Exercise task | Give only the number of lines in the records below that contain the word "content".

═════ Material

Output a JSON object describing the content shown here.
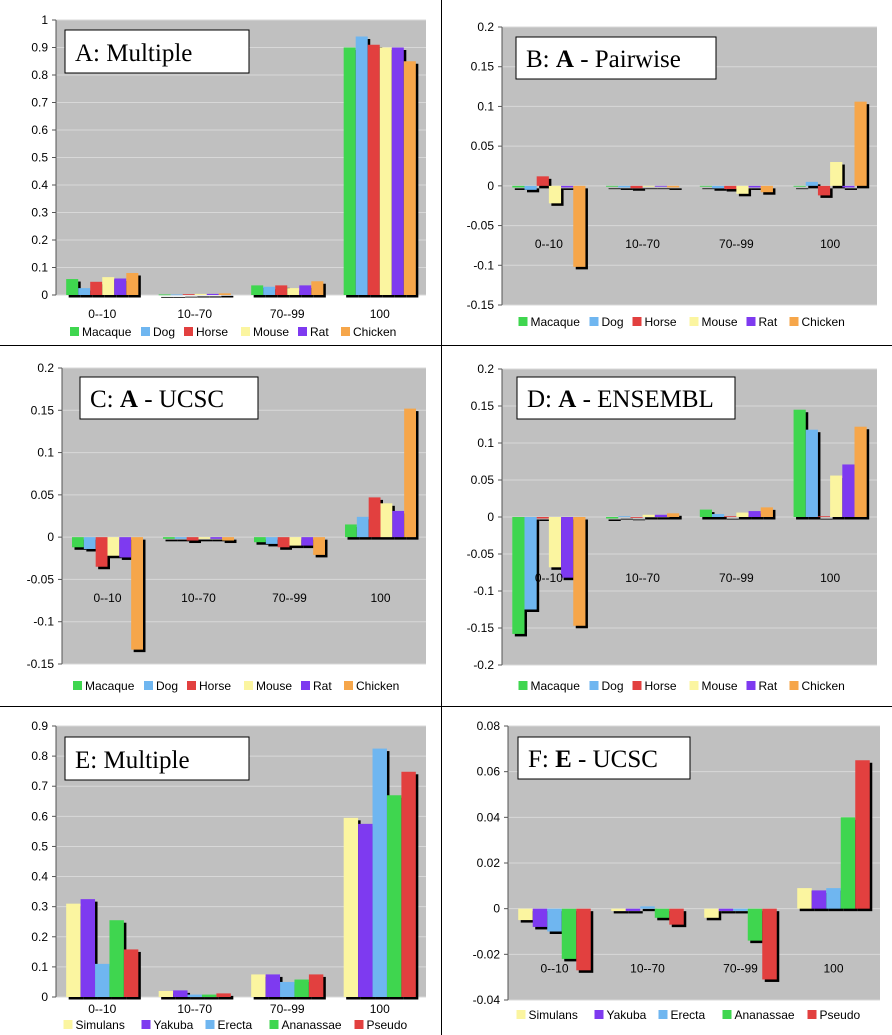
{
  "figure": {
    "category_labels": [
      "0--10",
      "10--70",
      "70--99",
      "100"
    ]
  },
  "colors": {
    "plot_bg": "#c0c0c0",
    "gridline": "#d8d8d8",
    "Macaque": "#3fd64f",
    "Dog": "#6fb6f0",
    "Horse": "#e2403f",
    "Mouse": "#fbf5a0",
    "Rat": "#7e3af0",
    "Chicken": "#f6a64a",
    "Simulans": "#fbf5a0",
    "Yakuba": "#7e3af0",
    "Erecta": "#6fb6f0",
    "Ananassae": "#3fd64f",
    "Pseudo": "#e2403f"
  },
  "chart_data": [
    {
      "id": "A",
      "type": "bar",
      "title": "A: Multiple",
      "title_bold": "",
      "title_rest": "",
      "categories": [
        "0--10",
        "10--70",
        "70--99",
        "100"
      ],
      "ylim": [
        0,
        1
      ],
      "yticks": [
        "0",
        "0.1",
        "0.2",
        "0.3",
        "0.4",
        "0.5",
        "0.6",
        "0.7",
        "0.8",
        "0.9",
        "1"
      ],
      "legend_position": "bottom",
      "series": [
        {
          "name": "Macaque",
          "values": [
            0.058,
            0.002,
            0.035,
            0.9
          ]
        },
        {
          "name": "Dog",
          "values": [
            0.025,
            0.002,
            0.03,
            0.94
          ]
        },
        {
          "name": "Horse",
          "values": [
            0.048,
            0.003,
            0.035,
            0.91
          ]
        },
        {
          "name": "Mouse",
          "values": [
            0.065,
            0.004,
            0.025,
            0.9
          ]
        },
        {
          "name": "Rat",
          "values": [
            0.06,
            0.004,
            0.035,
            0.9
          ]
        },
        {
          "name": "Chicken",
          "values": [
            0.08,
            0.006,
            0.05,
            0.85
          ]
        }
      ]
    },
    {
      "id": "B",
      "type": "bar",
      "title": "",
      "title_prefix": "B: ",
      "title_bold": "A",
      "title_rest": " - Pairwise",
      "categories": [
        "0--10",
        "10--70",
        "70--99",
        "100"
      ],
      "ylim": [
        -0.15,
        0.2
      ],
      "yticks": [
        "-0.15",
        "-0.1",
        "-0.05",
        "0",
        "0.05",
        "0.1",
        "0.15",
        "0.2"
      ],
      "legend_position": "bottom",
      "series": [
        {
          "name": "Macaque",
          "values": [
            -0.002,
            -0.001,
            -0.001,
            -0.001
          ]
        },
        {
          "name": "Dog",
          "values": [
            -0.005,
            -0.002,
            -0.003,
            0.005
          ]
        },
        {
          "name": "Horse",
          "values": [
            0.012,
            -0.003,
            -0.004,
            -0.012
          ]
        },
        {
          "name": "Mouse",
          "values": [
            -0.022,
            -0.001,
            -0.01,
            0.03
          ]
        },
        {
          "name": "Rat",
          "values": [
            -0.002,
            -0.001,
            -0.002,
            -0.002
          ]
        },
        {
          "name": "Chicken",
          "values": [
            -0.102,
            -0.002,
            -0.008,
            0.106
          ]
        }
      ]
    },
    {
      "id": "C",
      "type": "bar",
      "title": "",
      "title_prefix": "C: ",
      "title_bold": "A",
      "title_rest": " - UCSC",
      "categories": [
        "0--10",
        "10--70",
        "70--99",
        "100"
      ],
      "ylim": [
        -0.15,
        0.2
      ],
      "yticks": [
        "-0.15",
        "-0.1",
        "-0.05",
        "0",
        "0.05",
        "0.1",
        "0.15",
        "0.2"
      ],
      "legend_position": "bottom",
      "series": [
        {
          "name": "Macaque",
          "values": [
            -0.012,
            -0.002,
            -0.006,
            0.015
          ]
        },
        {
          "name": "Dog",
          "values": [
            -0.014,
            -0.002,
            -0.008,
            0.024
          ]
        },
        {
          "name": "Horse",
          "values": [
            -0.035,
            -0.004,
            -0.012,
            0.047
          ]
        },
        {
          "name": "Mouse",
          "values": [
            -0.022,
            -0.002,
            -0.01,
            0.04
          ]
        },
        {
          "name": "Rat",
          "values": [
            -0.024,
            -0.002,
            -0.01,
            0.031
          ]
        },
        {
          "name": "Chicken",
          "values": [
            -0.133,
            -0.004,
            -0.021,
            0.152
          ]
        }
      ]
    },
    {
      "id": "D",
      "type": "bar",
      "title": "",
      "title_prefix": "D: ",
      "title_bold": "A",
      "title_rest": " - ENSEMBL",
      "categories": [
        "0--10",
        "10--70",
        "70--99",
        "100"
      ],
      "ylim": [
        -0.2,
        0.2
      ],
      "yticks": [
        "-0.2",
        "-0.15",
        "-0.1",
        "-0.05",
        "0",
        "0.05",
        "0.1",
        "0.15",
        "0.2"
      ],
      "legend_position": "bottom",
      "series": [
        {
          "name": "Macaque",
          "values": [
            -0.158,
            -0.002,
            0.01,
            0.145
          ]
        },
        {
          "name": "Dog",
          "values": [
            -0.125,
            0.001,
            0.004,
            0.118
          ]
        },
        {
          "name": "Horse",
          "values": [
            -0.002,
            -0.001,
            0.001,
            0.001
          ]
        },
        {
          "name": "Mouse",
          "values": [
            -0.068,
            0.003,
            0.006,
            0.056
          ]
        },
        {
          "name": "Rat",
          "values": [
            -0.082,
            0.003,
            0.008,
            0.071
          ]
        },
        {
          "name": "Chicken",
          "values": [
            -0.147,
            0.005,
            0.013,
            0.122
          ]
        }
      ]
    },
    {
      "id": "E",
      "type": "bar",
      "title": "E: Multiple",
      "title_bold": "",
      "title_rest": "",
      "categories": [
        "0--10",
        "10--70",
        "70--99",
        "100"
      ],
      "ylim": [
        0,
        0.9
      ],
      "yticks": [
        "0",
        "0.1",
        "0.2",
        "0.3",
        "0.4",
        "0.5",
        "0.6",
        "0.7",
        "0.8",
        "0.9"
      ],
      "legend_position": "bottom",
      "series": [
        {
          "name": "Simulans",
          "values": [
            0.31,
            0.02,
            0.075,
            0.595
          ]
        },
        {
          "name": "Yakuba",
          "values": [
            0.325,
            0.022,
            0.075,
            0.575
          ]
        },
        {
          "name": "Erecta",
          "values": [
            0.11,
            0.008,
            0.05,
            0.825
          ]
        },
        {
          "name": "Ananassae",
          "values": [
            0.255,
            0.008,
            0.058,
            0.67
          ]
        },
        {
          "name": "Pseudo",
          "values": [
            0.158,
            0.012,
            0.075,
            0.748
          ]
        }
      ]
    },
    {
      "id": "F",
      "type": "bar",
      "title": "",
      "title_prefix": "F: ",
      "title_bold": "E",
      "title_rest": " - UCSC",
      "categories": [
        "0--10",
        "10--70",
        "70--99",
        "100"
      ],
      "ylim": [
        -0.04,
        0.08
      ],
      "yticks": [
        "-0.04",
        "-0.02",
        "0",
        "0.02",
        "0.04",
        "0.06",
        "0.08"
      ],
      "legend_position": "bottom",
      "series": [
        {
          "name": "Simulans",
          "values": [
            -0.005,
            -0.001,
            -0.004,
            0.009
          ]
        },
        {
          "name": "Yakuba",
          "values": [
            -0.008,
            -0.001,
            -0.001,
            0.008
          ]
        },
        {
          "name": "Erecta",
          "values": [
            -0.01,
            0.001,
            -0.001,
            0.009
          ]
        },
        {
          "name": "Ananassae",
          "values": [
            -0.022,
            -0.004,
            -0.014,
            0.04
          ]
        },
        {
          "name": "Pseudo",
          "values": [
            -0.027,
            -0.007,
            -0.031,
            0.065
          ]
        }
      ]
    }
  ]
}
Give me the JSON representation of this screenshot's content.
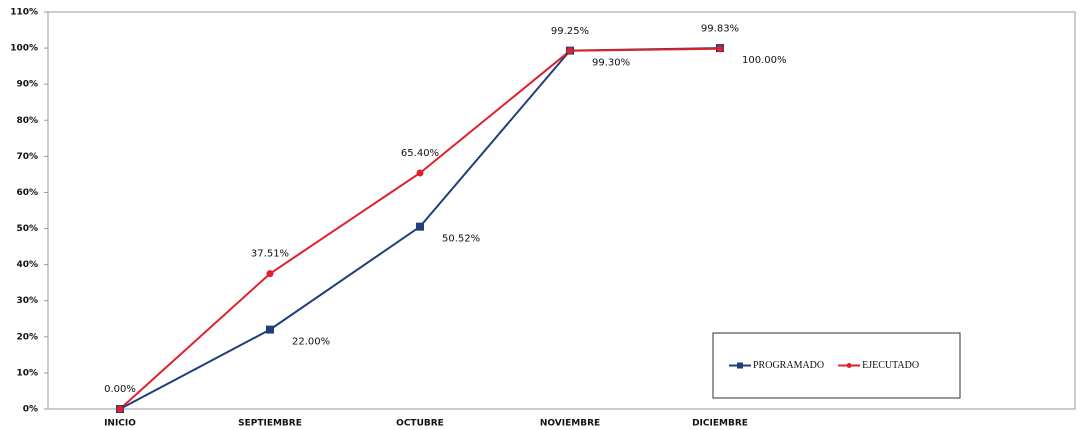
{
  "chart_data": {
    "type": "line",
    "categories": [
      "INICIO",
      "SEPTIEMBRE",
      "OCTUBRE",
      "NOVIEMBRE",
      "DICIEMBRE"
    ],
    "series": [
      {
        "name": "PROGRAMADO",
        "color": "#1f3f7a",
        "values": [
          0,
          22.0,
          50.52,
          99.3,
          100.0
        ],
        "value_labels": [
          null,
          "22.00%",
          "50.52%",
          "99.30%",
          "100.00%"
        ]
      },
      {
        "name": "EJECUTADO",
        "color": "#e0202a",
        "values": [
          0,
          37.51,
          65.4,
          99.25,
          99.83
        ],
        "value_labels": [
          "0.00%",
          "37.51%",
          "65.40%",
          "99.25%",
          "99.83%"
        ]
      }
    ],
    "ylim": [
      0,
      110
    ],
    "yticks": [
      {
        "value": 0,
        "label": "0%"
      },
      {
        "value": 10,
        "label": "10%"
      },
      {
        "value": 20,
        "label": "20%"
      },
      {
        "value": 30,
        "label": "30%"
      },
      {
        "value": 40,
        "label": "40%"
      },
      {
        "value": 50,
        "label": "50%"
      },
      {
        "value": 60,
        "label": "60%"
      },
      {
        "value": 70,
        "label": "70%"
      },
      {
        "value": 80,
        "label": "80%"
      },
      {
        "value": 90,
        "label": "90%"
      },
      {
        "value": 100,
        "label": "100%"
      },
      {
        "value": 110,
        "label": "110%"
      }
    ],
    "legend": "lower right"
  }
}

══════════

Right answer | 2